## Exercise requirements
Write out every entry, unchanged. Skip any picture.

---

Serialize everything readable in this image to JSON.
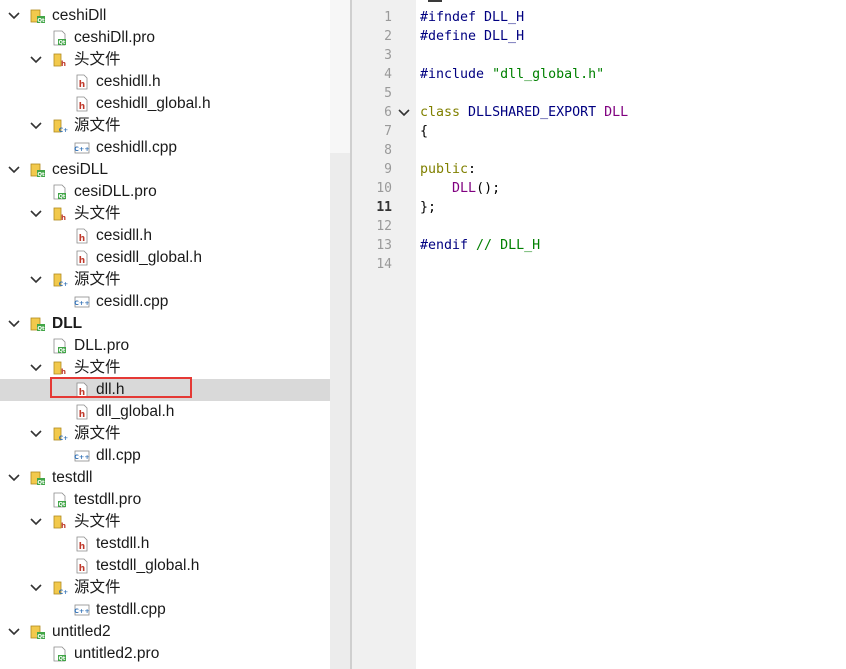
{
  "tree": {
    "rows": [
      {
        "depth": 0,
        "arrow": "expanded",
        "icon": "project",
        "label": "ceshiDll",
        "bold": false
      },
      {
        "depth": 1,
        "arrow": "none",
        "icon": "pro",
        "label": "ceshiDll.pro",
        "bold": false
      },
      {
        "depth": 1,
        "arrow": "expanded",
        "icon": "folder-h",
        "label": "头文件",
        "bold": false
      },
      {
        "depth": 2,
        "arrow": "none",
        "icon": "header",
        "label": "ceshidll.h",
        "bold": false
      },
      {
        "depth": 2,
        "arrow": "none",
        "icon": "header",
        "label": "ceshidll_global.h",
        "bold": false
      },
      {
        "depth": 1,
        "arrow": "expanded",
        "icon": "folder-cpp",
        "label": "源文件",
        "bold": false
      },
      {
        "depth": 2,
        "arrow": "none",
        "icon": "cpp",
        "label": "ceshidll.cpp",
        "bold": false
      },
      {
        "depth": 0,
        "arrow": "expanded",
        "icon": "project",
        "label": "cesiDLL",
        "bold": false
      },
      {
        "depth": 1,
        "arrow": "none",
        "icon": "pro",
        "label": "cesiDLL.pro",
        "bold": false
      },
      {
        "depth": 1,
        "arrow": "expanded",
        "icon": "folder-h",
        "label": "头文件",
        "bold": false
      },
      {
        "depth": 2,
        "arrow": "none",
        "icon": "header",
        "label": "cesidll.h",
        "bold": false
      },
      {
        "depth": 2,
        "arrow": "none",
        "icon": "header",
        "label": "cesidll_global.h",
        "bold": false
      },
      {
        "depth": 1,
        "arrow": "expanded",
        "icon": "folder-cpp",
        "label": "源文件",
        "bold": false
      },
      {
        "depth": 2,
        "arrow": "none",
        "icon": "cpp",
        "label": "cesidll.cpp",
        "bold": false
      },
      {
        "depth": 0,
        "arrow": "expanded",
        "icon": "project",
        "label": "DLL",
        "bold": true
      },
      {
        "depth": 1,
        "arrow": "none",
        "icon": "pro",
        "label": "DLL.pro",
        "bold": false
      },
      {
        "depth": 1,
        "arrow": "expanded",
        "icon": "folder-h",
        "label": "头文件",
        "bold": false
      },
      {
        "depth": 2,
        "arrow": "none",
        "icon": "header",
        "label": "dll.h",
        "bold": false,
        "selected": true
      },
      {
        "depth": 2,
        "arrow": "none",
        "icon": "header",
        "label": "dll_global.h",
        "bold": false
      },
      {
        "depth": 1,
        "arrow": "expanded",
        "icon": "folder-cpp",
        "label": "源文件",
        "bold": false
      },
      {
        "depth": 2,
        "arrow": "none",
        "icon": "cpp",
        "label": "dll.cpp",
        "bold": false
      },
      {
        "depth": 0,
        "arrow": "expanded",
        "icon": "project",
        "label": "testdll",
        "bold": false
      },
      {
        "depth": 1,
        "arrow": "none",
        "icon": "pro",
        "label": "testdll.pro",
        "bold": false
      },
      {
        "depth": 1,
        "arrow": "expanded",
        "icon": "folder-h",
        "label": "头文件",
        "bold": false
      },
      {
        "depth": 2,
        "arrow": "none",
        "icon": "header",
        "label": "testdll.h",
        "bold": false
      },
      {
        "depth": 2,
        "arrow": "none",
        "icon": "header",
        "label": "testdll_global.h",
        "bold": false
      },
      {
        "depth": 1,
        "arrow": "expanded",
        "icon": "folder-cpp",
        "label": "源文件",
        "bold": false
      },
      {
        "depth": 2,
        "arrow": "none",
        "icon": "cpp",
        "label": "testdll.cpp",
        "bold": false
      },
      {
        "depth": 0,
        "arrow": "expanded",
        "icon": "project",
        "label": "untitled2",
        "bold": false
      },
      {
        "depth": 1,
        "arrow": "none",
        "icon": "pro",
        "label": "untitled2.pro",
        "bold": false
      }
    ]
  },
  "editor": {
    "current_line": 11,
    "fold_line": 6,
    "lines": [
      {
        "n": "1",
        "tokens": [
          {
            "t": "#ifndef DLL_H",
            "c": "pre"
          }
        ]
      },
      {
        "n": "2",
        "tokens": [
          {
            "t": "#define DLL_H",
            "c": "pre"
          }
        ]
      },
      {
        "n": "3",
        "tokens": []
      },
      {
        "n": "4",
        "tokens": [
          {
            "t": "#include ",
            "c": "pre"
          },
          {
            "t": "\"dll_global.h\"",
            "c": "str"
          }
        ]
      },
      {
        "n": "5",
        "tokens": []
      },
      {
        "n": "6",
        "tokens": [
          {
            "t": "class ",
            "c": "kw"
          },
          {
            "t": "DLLSHARED_EXPORT ",
            "c": "pre"
          },
          {
            "t": "DLL",
            "c": "mac"
          }
        ]
      },
      {
        "n": "7",
        "tokens": [
          {
            "t": "{",
            "c": "txt"
          }
        ]
      },
      {
        "n": "8",
        "tokens": []
      },
      {
        "n": "9",
        "tokens": [
          {
            "t": "public",
            "c": "kw"
          },
          {
            "t": ":",
            "c": "txt"
          }
        ]
      },
      {
        "n": "10",
        "tokens": [
          {
            "t": "    ",
            "c": "txt"
          },
          {
            "t": "DLL",
            "c": "mac"
          },
          {
            "t": "();",
            "c": "txt"
          }
        ]
      },
      {
        "n": "11",
        "tokens": [
          {
            "t": "};",
            "c": "txt"
          }
        ]
      },
      {
        "n": "12",
        "tokens": []
      },
      {
        "n": "13",
        "tokens": [
          {
            "t": "#endif ",
            "c": "pre"
          },
          {
            "t": "// DLL_H",
            "c": "cmt"
          }
        ]
      },
      {
        "n": "14",
        "tokens": []
      }
    ]
  },
  "colors": {
    "selection_highlight": "#d9d9d9",
    "annotation_box": "#e53935",
    "gutter_bg": "#f0f0f0"
  }
}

---

## Solution below
Serialize everything readable in this image to JSON.
{
  "tree": {
    "rows": [
      {
        "depth": 0,
        "arrow": "expanded",
        "icon": "project",
        "label": "ceshiDll",
        "bold": false
      },
      {
        "depth": 1,
        "arrow": "none",
        "icon": "pro",
        "label": "ceshiDll.pro",
        "bold": false
      },
      {
        "depth": 1,
        "arrow": "expanded",
        "icon": "folder-h",
        "label": "头文件",
        "bold": false
      },
      {
        "depth": 2,
        "arrow": "none",
        "icon": "header",
        "label": "ceshidll.h",
        "bold": false
      },
      {
        "depth": 2,
        "arrow": "none",
        "icon": "header",
        "label": "ceshidll_global.h",
        "bold": false
      },
      {
        "depth": 1,
        "arrow": "expanded",
        "icon": "folder-cpp",
        "label": "源文件",
        "bold": false
      },
      {
        "depth": 2,
        "arrow": "none",
        "icon": "cpp",
        "label": "ceshidll.cpp",
        "bold": false
      },
      {
        "depth": 0,
        "arrow": "expanded",
        "icon": "project",
        "label": "cesiDLL",
        "bold": false
      },
      {
        "depth": 1,
        "arrow": "none",
        "icon": "pro",
        "label": "cesiDLL.pro",
        "bold": false
      },
      {
        "depth": 1,
        "arrow": "expanded",
        "icon": "folder-h",
        "label": "头文件",
        "bold": false
      },
      {
        "depth": 2,
        "arrow": "none",
        "icon": "header",
        "label": "cesidll.h",
        "bold": false
      },
      {
        "depth": 2,
        "arrow": "none",
        "icon": "header",
        "label": "cesidll_global.h",
        "bold": false
      },
      {
        "depth": 1,
        "arrow": "expanded",
        "icon": "folder-cpp",
        "label": "源文件",
        "bold": false
      },
      {
        "depth": 2,
        "arrow": "none",
        "icon": "cpp",
        "label": "cesidll.cpp",
        "bold": false
      },
      {
        "depth": 0,
        "arrow": "expanded",
        "icon": "project",
        "label": "DLL",
        "bold": true
      },
      {
        "depth": 1,
        "arrow": "none",
        "icon": "pro",
        "label": "DLL.pro",
        "bold": false
      },
      {
        "depth": 1,
        "arrow": "expanded",
        "icon": "folder-h",
        "label": "头文件",
        "bold": false
      },
      {
        "depth": 2,
        "arrow": "none",
        "icon": "header",
        "label": "dll.h",
        "bold": false,
        "selected": true
      },
      {
        "depth": 2,
        "arrow": "none",
        "icon": "header",
        "label": "dll_global.h",
        "bold": false
      },
      {
        "depth": 1,
        "arrow": "expanded",
        "icon": "folder-cpp",
        "label": "源文件",
        "bold": false
      },
      {
        "depth": 2,
        "arrow": "none",
        "icon": "cpp",
        "label": "dll.cpp",
        "bold": false
      },
      {
        "depth": 0,
        "arrow": "expanded",
        "icon": "project",
        "label": "testdll",
        "bold": false
      },
      {
        "depth": 1,
        "arrow": "none",
        "icon": "pro",
        "label": "testdll.pro",
        "bold": false
      },
      {
        "depth": 1,
        "arrow": "expanded",
        "icon": "folder-h",
        "label": "头文件",
        "bold": false
      },
      {
        "depth": 2,
        "arrow": "none",
        "icon": "header",
        "label": "testdll.h",
        "bold": false
      },
      {
        "depth": 2,
        "arrow": "none",
        "icon": "header",
        "label": "testdll_global.h",
        "bold": false
      },
      {
        "depth": 1,
        "arrow": "expanded",
        "icon": "folder-cpp",
        "label": "源文件",
        "bold": false
      },
      {
        "depth": 2,
        "arrow": "none",
        "icon": "cpp",
        "label": "testdll.cpp",
        "bold": false
      },
      {
        "depth": 0,
        "arrow": "expanded",
        "icon": "project",
        "label": "untitled2",
        "bold": false
      },
      {
        "depth": 1,
        "arrow": "none",
        "icon": "pro",
        "label": "untitled2.pro",
        "bold": false
      }
    ]
  },
  "editor": {
    "current_line": 11,
    "fold_line": 6,
    "lines": [
      {
        "n": "1",
        "tokens": [
          {
            "t": "#ifndef DLL_H",
            "c": "pre"
          }
        ]
      },
      {
        "n": "2",
        "tokens": [
          {
            "t": "#define DLL_H",
            "c": "pre"
          }
        ]
      },
      {
        "n": "3",
        "tokens": []
      },
      {
        "n": "4",
        "tokens": [
          {
            "t": "#include ",
            "c": "pre"
          },
          {
            "t": "\"dll_global.h\"",
            "c": "str"
          }
        ]
      },
      {
        "n": "5",
        "tokens": []
      },
      {
        "n": "6",
        "tokens": [
          {
            "t": "class ",
            "c": "kw"
          },
          {
            "t": "DLLSHARED_EXPORT ",
            "c": "pre"
          },
          {
            "t": "DLL",
            "c": "mac"
          }
        ]
      },
      {
        "n": "7",
        "tokens": [
          {
            "t": "{",
            "c": "txt"
          }
        ]
      },
      {
        "n": "8",
        "tokens": []
      },
      {
        "n": "9",
        "tokens": [
          {
            "t": "public",
            "c": "kw"
          },
          {
            "t": ":",
            "c": "txt"
          }
        ]
      },
      {
        "n": "10",
        "tokens": [
          {
            "t": "    ",
            "c": "txt"
          },
          {
            "t": "DLL",
            "c": "mac"
          },
          {
            "t": "();",
            "c": "txt"
          }
        ]
      },
      {
        "n": "11",
        "tokens": [
          {
            "t": "};",
            "c": "txt"
          }
        ]
      },
      {
        "n": "12",
        "tokens": []
      },
      {
        "n": "13",
        "tokens": [
          {
            "t": "#endif ",
            "c": "pre"
          },
          {
            "t": "// DLL_H",
            "c": "cmt"
          }
        ]
      },
      {
        "n": "14",
        "tokens": []
      }
    ]
  },
  "colors": {
    "selection_highlight": "#d9d9d9",
    "annotation_box": "#e53935",
    "gutter_bg": "#f0f0f0"
  }
}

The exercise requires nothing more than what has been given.